> _TASK GOAL_
Type the records out again in full, exactly.

> _GIVEN RECORDS_
▬▬▬▬▬▬
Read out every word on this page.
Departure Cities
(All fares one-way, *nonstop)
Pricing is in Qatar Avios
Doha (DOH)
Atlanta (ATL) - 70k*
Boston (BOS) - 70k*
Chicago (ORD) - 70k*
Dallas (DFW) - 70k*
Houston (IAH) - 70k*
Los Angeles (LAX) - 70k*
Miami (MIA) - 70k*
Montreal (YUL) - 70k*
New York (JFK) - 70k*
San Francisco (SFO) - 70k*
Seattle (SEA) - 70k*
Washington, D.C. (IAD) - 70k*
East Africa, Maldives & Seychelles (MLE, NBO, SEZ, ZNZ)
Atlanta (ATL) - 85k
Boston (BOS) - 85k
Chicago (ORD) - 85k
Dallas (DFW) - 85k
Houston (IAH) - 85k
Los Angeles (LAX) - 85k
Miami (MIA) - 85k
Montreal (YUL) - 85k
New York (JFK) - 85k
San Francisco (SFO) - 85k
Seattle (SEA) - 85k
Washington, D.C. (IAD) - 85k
▬▬▬▬▬▬
> _THE RESULT_
Read out every word on this page.
Departure Cities
(All fares one-way, *nonstop)
Pricing is in Qatar Avios
Doha (DOH)
Atlanta (ATL) - 70k*
Boston (BOS) - 70k*
Chicago (ORD) - 70k*
Dallas (DFW) - 70k*
Houston (IAH) - 70k*
Los Angeles (LAX) - 70k*
Miami (MIA) - 70k*
Montreal (YUL) - 70k*
New York (JFK) - 70k*
San Francisco (SFO) - 70k*
Seattle (SEA) - 70k*
Washington, D.C. (IAD) - 70k*
East Africa, Maldives & Seychelles (MLE, NBO, SEZ, ZNZ)
Atlanta (ATL) - 85k
Boston (BOS) - 85k
Chicago (ORD) - 85k
Dallas (DFW) - 85k
Houston (IAH) - 85k
Los Angeles (LAX) - 85k
Miami (MIA) - 85k
Montreal (YUL) - 85k
New York (JFK) - 85k
San Francisco (SFO) - 85k
Seattle (SEA) - 85k
Washington, D.C. (IAD) - 85k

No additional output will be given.